- SHORT TASK -
Look through the listing below and give the number of lines that hold "offset". Say nothing more.

------

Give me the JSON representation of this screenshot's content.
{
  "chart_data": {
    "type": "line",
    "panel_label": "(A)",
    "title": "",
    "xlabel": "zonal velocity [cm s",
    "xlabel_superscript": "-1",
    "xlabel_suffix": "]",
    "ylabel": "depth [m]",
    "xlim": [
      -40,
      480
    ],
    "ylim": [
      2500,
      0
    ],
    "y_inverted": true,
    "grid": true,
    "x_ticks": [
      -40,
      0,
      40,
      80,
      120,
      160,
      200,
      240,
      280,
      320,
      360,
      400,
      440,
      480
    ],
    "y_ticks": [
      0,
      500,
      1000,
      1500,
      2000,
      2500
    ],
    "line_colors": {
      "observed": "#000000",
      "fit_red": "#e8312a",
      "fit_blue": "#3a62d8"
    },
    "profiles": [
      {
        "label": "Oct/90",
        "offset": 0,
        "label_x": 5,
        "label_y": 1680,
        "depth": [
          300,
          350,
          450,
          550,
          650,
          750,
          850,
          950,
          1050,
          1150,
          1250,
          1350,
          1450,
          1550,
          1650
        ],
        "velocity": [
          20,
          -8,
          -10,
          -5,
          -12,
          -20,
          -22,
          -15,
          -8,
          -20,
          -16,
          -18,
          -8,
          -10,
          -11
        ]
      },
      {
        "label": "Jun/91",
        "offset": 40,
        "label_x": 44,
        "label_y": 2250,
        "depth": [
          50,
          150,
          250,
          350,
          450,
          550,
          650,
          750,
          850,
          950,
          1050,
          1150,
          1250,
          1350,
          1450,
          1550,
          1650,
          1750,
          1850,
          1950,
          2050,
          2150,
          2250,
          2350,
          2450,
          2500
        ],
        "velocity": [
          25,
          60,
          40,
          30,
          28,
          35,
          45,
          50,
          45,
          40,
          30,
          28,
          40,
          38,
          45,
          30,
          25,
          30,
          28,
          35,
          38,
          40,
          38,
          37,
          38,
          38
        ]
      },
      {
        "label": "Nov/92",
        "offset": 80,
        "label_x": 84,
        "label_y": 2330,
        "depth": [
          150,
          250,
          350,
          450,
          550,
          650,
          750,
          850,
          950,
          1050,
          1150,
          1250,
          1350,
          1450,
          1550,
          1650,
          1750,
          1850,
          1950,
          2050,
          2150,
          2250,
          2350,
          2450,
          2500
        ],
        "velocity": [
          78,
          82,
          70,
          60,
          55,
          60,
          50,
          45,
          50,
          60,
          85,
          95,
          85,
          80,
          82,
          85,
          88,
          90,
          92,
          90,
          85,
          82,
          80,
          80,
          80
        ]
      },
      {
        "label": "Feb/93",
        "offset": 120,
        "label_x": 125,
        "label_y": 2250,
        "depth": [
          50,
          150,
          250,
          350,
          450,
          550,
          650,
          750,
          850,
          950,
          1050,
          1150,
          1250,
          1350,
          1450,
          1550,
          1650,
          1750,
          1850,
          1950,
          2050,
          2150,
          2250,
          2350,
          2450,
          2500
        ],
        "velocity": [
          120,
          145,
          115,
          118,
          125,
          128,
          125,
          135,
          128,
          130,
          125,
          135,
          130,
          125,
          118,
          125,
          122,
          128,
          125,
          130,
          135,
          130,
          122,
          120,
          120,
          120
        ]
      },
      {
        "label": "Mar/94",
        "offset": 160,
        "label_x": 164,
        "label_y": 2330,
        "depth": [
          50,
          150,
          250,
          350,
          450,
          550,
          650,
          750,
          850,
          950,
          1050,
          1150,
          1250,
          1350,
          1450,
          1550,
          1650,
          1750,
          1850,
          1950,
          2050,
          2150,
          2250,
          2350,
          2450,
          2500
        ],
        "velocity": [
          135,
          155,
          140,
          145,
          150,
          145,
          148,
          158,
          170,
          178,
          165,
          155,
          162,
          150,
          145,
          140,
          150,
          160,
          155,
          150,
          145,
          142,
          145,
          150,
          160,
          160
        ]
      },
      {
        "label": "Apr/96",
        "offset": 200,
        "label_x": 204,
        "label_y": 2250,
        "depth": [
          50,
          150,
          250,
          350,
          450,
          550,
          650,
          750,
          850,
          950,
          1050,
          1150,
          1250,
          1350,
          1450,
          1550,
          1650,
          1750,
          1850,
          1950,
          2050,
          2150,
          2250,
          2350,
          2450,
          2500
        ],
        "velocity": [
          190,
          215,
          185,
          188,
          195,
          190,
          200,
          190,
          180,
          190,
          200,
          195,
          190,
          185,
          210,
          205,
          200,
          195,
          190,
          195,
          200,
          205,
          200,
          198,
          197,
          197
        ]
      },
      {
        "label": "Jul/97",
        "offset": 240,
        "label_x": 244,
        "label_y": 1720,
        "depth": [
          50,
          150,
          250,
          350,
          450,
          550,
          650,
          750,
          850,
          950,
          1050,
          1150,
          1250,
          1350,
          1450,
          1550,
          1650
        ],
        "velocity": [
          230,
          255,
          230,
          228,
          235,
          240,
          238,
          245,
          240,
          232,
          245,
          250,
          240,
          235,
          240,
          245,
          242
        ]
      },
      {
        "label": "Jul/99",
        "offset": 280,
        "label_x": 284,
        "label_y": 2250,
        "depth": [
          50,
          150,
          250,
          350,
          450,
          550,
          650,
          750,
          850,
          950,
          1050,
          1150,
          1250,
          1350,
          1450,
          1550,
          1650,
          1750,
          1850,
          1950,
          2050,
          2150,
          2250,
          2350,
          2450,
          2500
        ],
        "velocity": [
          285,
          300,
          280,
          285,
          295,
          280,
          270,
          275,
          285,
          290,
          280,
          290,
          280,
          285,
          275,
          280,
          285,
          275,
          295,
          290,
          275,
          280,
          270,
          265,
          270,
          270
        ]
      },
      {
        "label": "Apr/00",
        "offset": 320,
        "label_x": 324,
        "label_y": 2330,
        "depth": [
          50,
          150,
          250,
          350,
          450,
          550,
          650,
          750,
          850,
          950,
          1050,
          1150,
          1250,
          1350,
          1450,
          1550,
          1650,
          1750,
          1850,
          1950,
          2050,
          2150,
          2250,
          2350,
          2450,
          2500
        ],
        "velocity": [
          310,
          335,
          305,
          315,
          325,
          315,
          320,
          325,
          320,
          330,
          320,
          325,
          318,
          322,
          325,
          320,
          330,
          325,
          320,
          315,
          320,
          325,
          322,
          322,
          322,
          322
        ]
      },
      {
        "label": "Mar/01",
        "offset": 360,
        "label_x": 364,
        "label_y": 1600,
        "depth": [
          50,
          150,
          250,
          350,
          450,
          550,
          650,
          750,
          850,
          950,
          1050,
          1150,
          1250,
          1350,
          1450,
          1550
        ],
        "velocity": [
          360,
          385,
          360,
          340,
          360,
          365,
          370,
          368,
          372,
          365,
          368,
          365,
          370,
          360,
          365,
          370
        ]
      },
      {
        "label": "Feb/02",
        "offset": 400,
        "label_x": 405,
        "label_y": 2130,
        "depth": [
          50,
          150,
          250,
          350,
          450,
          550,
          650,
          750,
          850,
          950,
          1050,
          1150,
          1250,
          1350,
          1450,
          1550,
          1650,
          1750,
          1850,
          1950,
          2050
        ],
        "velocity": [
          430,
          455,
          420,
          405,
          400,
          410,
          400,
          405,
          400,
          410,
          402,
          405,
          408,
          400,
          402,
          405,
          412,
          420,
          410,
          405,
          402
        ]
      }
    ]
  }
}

------

- RESULT OF THE EXERCISE -
11